PROVIDED MATERIAL
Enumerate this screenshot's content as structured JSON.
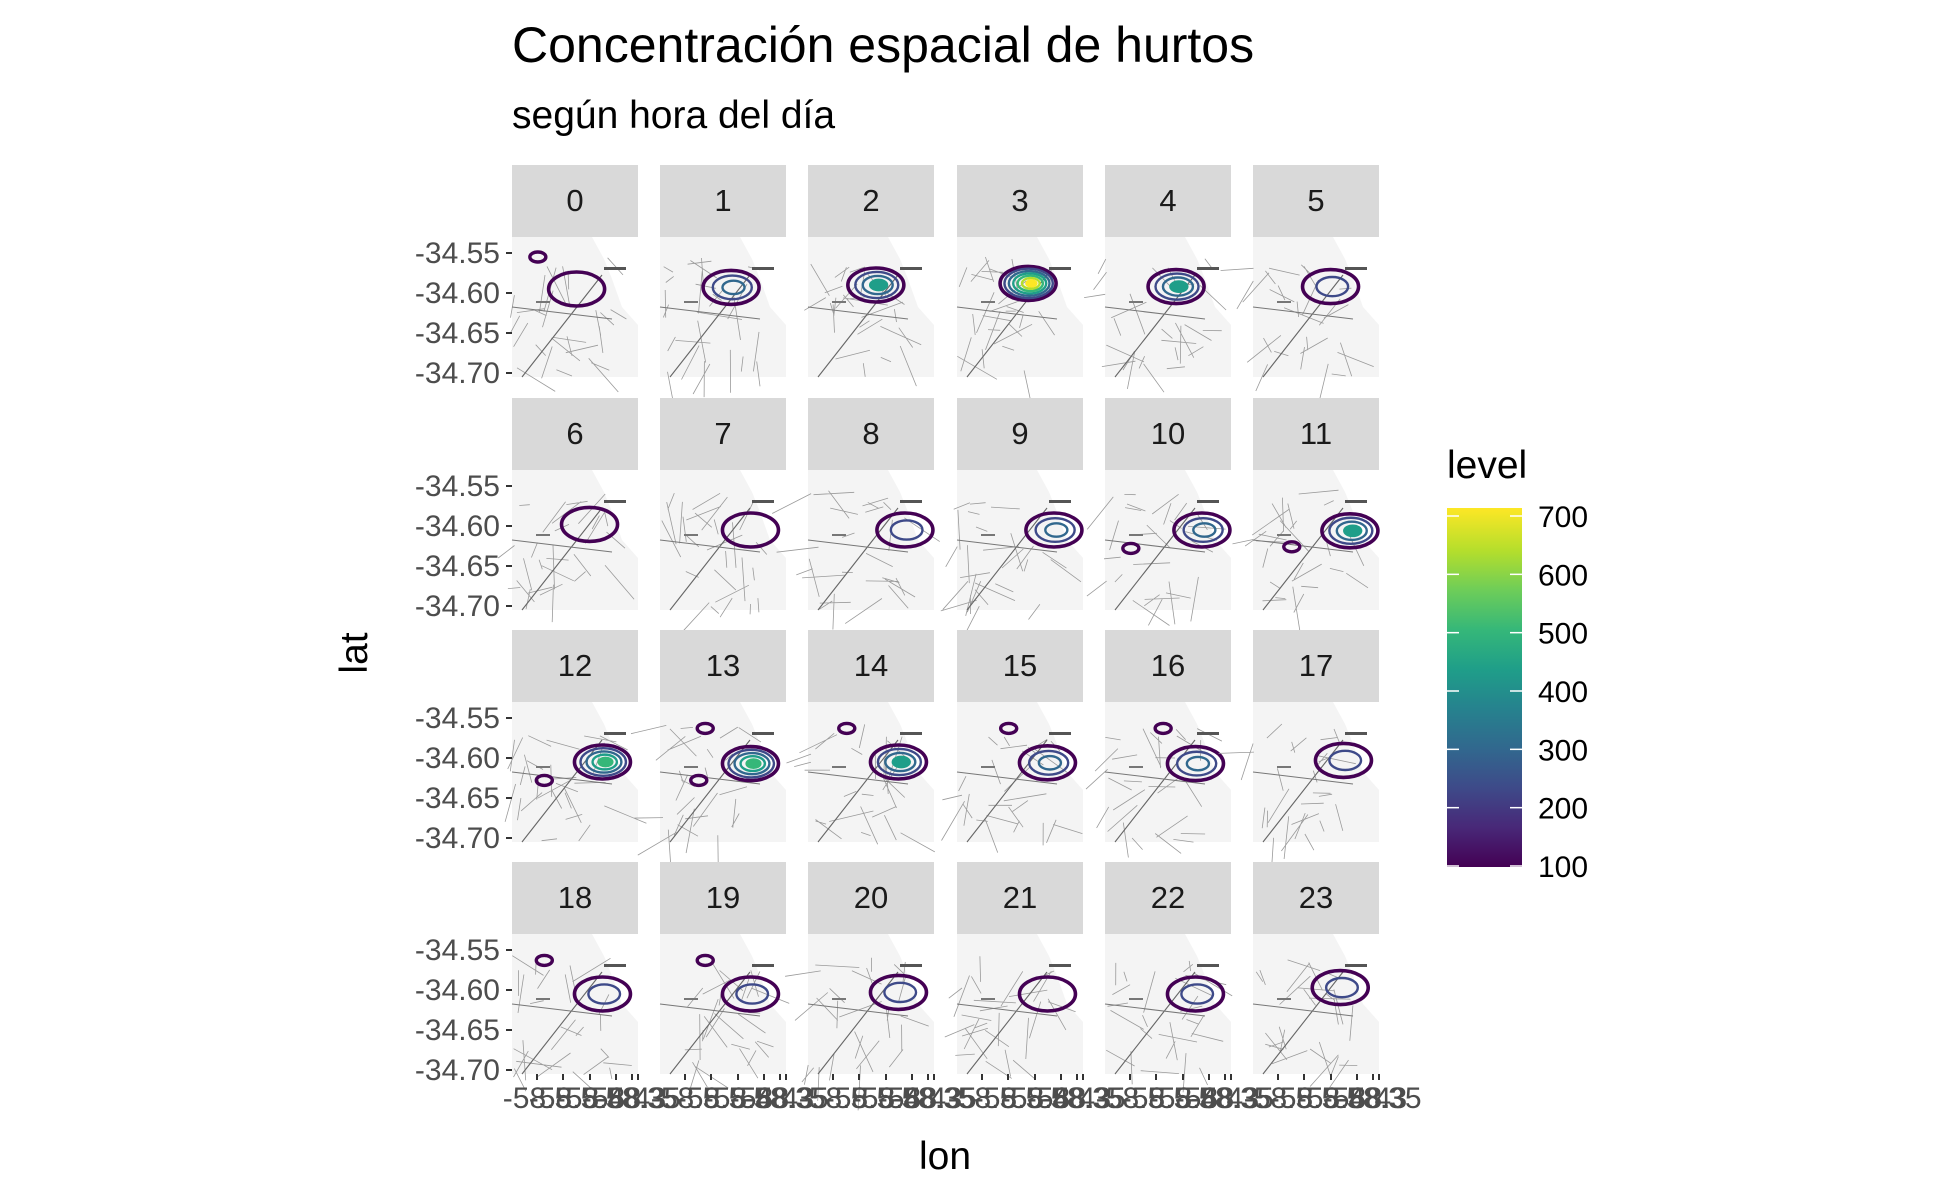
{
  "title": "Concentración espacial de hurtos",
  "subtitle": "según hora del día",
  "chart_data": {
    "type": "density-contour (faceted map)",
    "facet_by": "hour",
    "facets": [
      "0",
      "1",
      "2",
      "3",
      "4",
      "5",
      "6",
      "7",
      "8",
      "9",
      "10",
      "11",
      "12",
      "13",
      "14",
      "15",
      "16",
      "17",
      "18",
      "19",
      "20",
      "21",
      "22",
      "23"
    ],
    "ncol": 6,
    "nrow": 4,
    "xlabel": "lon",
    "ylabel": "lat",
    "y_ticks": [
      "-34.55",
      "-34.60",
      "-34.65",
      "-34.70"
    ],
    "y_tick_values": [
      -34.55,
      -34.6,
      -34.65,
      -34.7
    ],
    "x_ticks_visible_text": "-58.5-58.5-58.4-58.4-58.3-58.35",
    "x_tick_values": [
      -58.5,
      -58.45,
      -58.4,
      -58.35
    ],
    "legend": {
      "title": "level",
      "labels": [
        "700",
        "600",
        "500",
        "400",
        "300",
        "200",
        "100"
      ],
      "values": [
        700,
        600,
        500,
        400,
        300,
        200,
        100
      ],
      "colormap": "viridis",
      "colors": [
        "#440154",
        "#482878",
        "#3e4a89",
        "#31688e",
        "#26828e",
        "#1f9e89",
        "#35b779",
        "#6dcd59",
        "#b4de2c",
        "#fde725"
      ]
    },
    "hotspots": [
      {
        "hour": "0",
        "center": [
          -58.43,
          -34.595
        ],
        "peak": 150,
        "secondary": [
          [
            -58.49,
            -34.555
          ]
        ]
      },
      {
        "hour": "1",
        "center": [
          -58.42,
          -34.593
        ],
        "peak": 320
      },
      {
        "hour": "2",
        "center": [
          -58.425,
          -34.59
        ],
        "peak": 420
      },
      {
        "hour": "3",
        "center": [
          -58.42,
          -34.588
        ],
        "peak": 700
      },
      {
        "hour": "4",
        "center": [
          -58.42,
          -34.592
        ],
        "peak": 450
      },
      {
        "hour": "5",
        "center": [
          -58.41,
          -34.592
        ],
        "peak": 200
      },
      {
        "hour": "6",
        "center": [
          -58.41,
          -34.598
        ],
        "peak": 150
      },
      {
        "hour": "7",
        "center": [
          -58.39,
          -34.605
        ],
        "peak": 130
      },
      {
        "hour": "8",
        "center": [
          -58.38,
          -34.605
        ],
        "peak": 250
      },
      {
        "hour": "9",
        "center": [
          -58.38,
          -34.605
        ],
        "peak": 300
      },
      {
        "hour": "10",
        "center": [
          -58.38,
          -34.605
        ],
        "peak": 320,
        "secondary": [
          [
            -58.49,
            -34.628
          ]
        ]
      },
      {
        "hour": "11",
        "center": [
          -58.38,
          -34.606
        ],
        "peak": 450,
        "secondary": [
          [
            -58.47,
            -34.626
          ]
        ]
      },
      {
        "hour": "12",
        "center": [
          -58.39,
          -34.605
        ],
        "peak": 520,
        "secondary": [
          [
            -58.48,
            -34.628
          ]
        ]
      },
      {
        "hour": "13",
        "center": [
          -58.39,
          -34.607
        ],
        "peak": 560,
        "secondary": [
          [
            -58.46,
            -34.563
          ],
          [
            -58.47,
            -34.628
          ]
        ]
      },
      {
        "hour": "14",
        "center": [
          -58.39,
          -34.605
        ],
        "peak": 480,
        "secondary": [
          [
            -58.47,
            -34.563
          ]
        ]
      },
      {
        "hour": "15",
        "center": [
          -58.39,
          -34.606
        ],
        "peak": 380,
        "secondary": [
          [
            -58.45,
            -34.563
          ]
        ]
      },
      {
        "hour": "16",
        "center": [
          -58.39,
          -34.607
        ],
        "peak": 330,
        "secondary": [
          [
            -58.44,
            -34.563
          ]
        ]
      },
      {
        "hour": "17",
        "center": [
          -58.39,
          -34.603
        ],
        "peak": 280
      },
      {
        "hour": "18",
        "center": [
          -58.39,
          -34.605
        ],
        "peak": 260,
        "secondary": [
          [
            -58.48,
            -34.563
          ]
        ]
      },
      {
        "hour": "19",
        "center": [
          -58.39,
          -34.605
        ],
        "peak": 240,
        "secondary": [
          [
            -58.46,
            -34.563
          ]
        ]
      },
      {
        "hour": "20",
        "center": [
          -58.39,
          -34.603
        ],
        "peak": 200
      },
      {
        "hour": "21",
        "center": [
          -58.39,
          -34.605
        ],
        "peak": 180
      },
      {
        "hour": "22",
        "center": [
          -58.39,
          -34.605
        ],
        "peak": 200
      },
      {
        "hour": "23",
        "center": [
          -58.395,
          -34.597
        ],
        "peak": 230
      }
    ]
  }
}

WHAT THE TASK ASKS
Pictures are excluded; copy every other part of the records exactly.

ANSWER TO THE EXERCISE
Enumerate this screenshot's content as structured JSON.
{
  "title": "Concentración espacial de hurtos",
  "subtitle": "según hora del día",
  "chart_data": {
    "type": "density-contour (faceted map)",
    "facet_by": "hour",
    "facets": [
      "0",
      "1",
      "2",
      "3",
      "4",
      "5",
      "6",
      "7",
      "8",
      "9",
      "10",
      "11",
      "12",
      "13",
      "14",
      "15",
      "16",
      "17",
      "18",
      "19",
      "20",
      "21",
      "22",
      "23"
    ],
    "ncol": 6,
    "nrow": 4,
    "xlabel": "lon",
    "ylabel": "lat",
    "y_ticks": [
      "-34.55",
      "-34.60",
      "-34.65",
      "-34.70"
    ],
    "y_tick_values": [
      -34.55,
      -34.6,
      -34.65,
      -34.7
    ],
    "x_ticks_visible_text": "-58.5-58.5-58.4-58.4-58.3-58.35",
    "x_tick_values": [
      -58.5,
      -58.45,
      -58.4,
      -58.35
    ],
    "legend": {
      "title": "level",
      "labels": [
        "700",
        "600",
        "500",
        "400",
        "300",
        "200",
        "100"
      ],
      "values": [
        700,
        600,
        500,
        400,
        300,
        200,
        100
      ],
      "colormap": "viridis",
      "colors": [
        "#440154",
        "#482878",
        "#3e4a89",
        "#31688e",
        "#26828e",
        "#1f9e89",
        "#35b779",
        "#6dcd59",
        "#b4de2c",
        "#fde725"
      ]
    },
    "hotspots": [
      {
        "hour": "0",
        "center": [
          -58.43,
          -34.595
        ],
        "peak": 150,
        "secondary": [
          [
            -58.49,
            -34.555
          ]
        ]
      },
      {
        "hour": "1",
        "center": [
          -58.42,
          -34.593
        ],
        "peak": 320
      },
      {
        "hour": "2",
        "center": [
          -58.425,
          -34.59
        ],
        "peak": 420
      },
      {
        "hour": "3",
        "center": [
          -58.42,
          -34.588
        ],
        "peak": 700
      },
      {
        "hour": "4",
        "center": [
          -58.42,
          -34.592
        ],
        "peak": 450
      },
      {
        "hour": "5",
        "center": [
          -58.41,
          -34.592
        ],
        "peak": 200
      },
      {
        "hour": "6",
        "center": [
          -58.41,
          -34.598
        ],
        "peak": 150
      },
      {
        "hour": "7",
        "center": [
          -58.39,
          -34.605
        ],
        "peak": 130
      },
      {
        "hour": "8",
        "center": [
          -58.38,
          -34.605
        ],
        "peak": 250
      },
      {
        "hour": "9",
        "center": [
          -58.38,
          -34.605
        ],
        "peak": 300
      },
      {
        "hour": "10",
        "center": [
          -58.38,
          -34.605
        ],
        "peak": 320,
        "secondary": [
          [
            -58.49,
            -34.628
          ]
        ]
      },
      {
        "hour": "11",
        "center": [
          -58.38,
          -34.606
        ],
        "peak": 450,
        "secondary": [
          [
            -58.47,
            -34.626
          ]
        ]
      },
      {
        "hour": "12",
        "center": [
          -58.39,
          -34.605
        ],
        "peak": 520,
        "secondary": [
          [
            -58.48,
            -34.628
          ]
        ]
      },
      {
        "hour": "13",
        "center": [
          -58.39,
          -34.607
        ],
        "peak": 560,
        "secondary": [
          [
            -58.46,
            -34.563
          ],
          [
            -58.47,
            -34.628
          ]
        ]
      },
      {
        "hour": "14",
        "center": [
          -58.39,
          -34.605
        ],
        "peak": 480,
        "secondary": [
          [
            -58.47,
            -34.563
          ]
        ]
      },
      {
        "hour": "15",
        "center": [
          -58.39,
          -34.606
        ],
        "peak": 380,
        "secondary": [
          [
            -58.45,
            -34.563
          ]
        ]
      },
      {
        "hour": "16",
        "center": [
          -58.39,
          -34.607
        ],
        "peak": 330,
        "secondary": [
          [
            -58.44,
            -34.563
          ]
        ]
      },
      {
        "hour": "17",
        "center": [
          -58.39,
          -34.603
        ],
        "peak": 280
      },
      {
        "hour": "18",
        "center": [
          -58.39,
          -34.605
        ],
        "peak": 260,
        "secondary": [
          [
            -58.48,
            -34.563
          ]
        ]
      },
      {
        "hour": "19",
        "center": [
          -58.39,
          -34.605
        ],
        "peak": 240,
        "secondary": [
          [
            -58.46,
            -34.563
          ]
        ]
      },
      {
        "hour": "20",
        "center": [
          -58.39,
          -34.603
        ],
        "peak": 200
      },
      {
        "hour": "21",
        "center": [
          -58.39,
          -34.605
        ],
        "peak": 180
      },
      {
        "hour": "22",
        "center": [
          -58.39,
          -34.605
        ],
        "peak": 200
      },
      {
        "hour": "23",
        "center": [
          -58.395,
          -34.597
        ],
        "peak": 230
      }
    ]
  }
}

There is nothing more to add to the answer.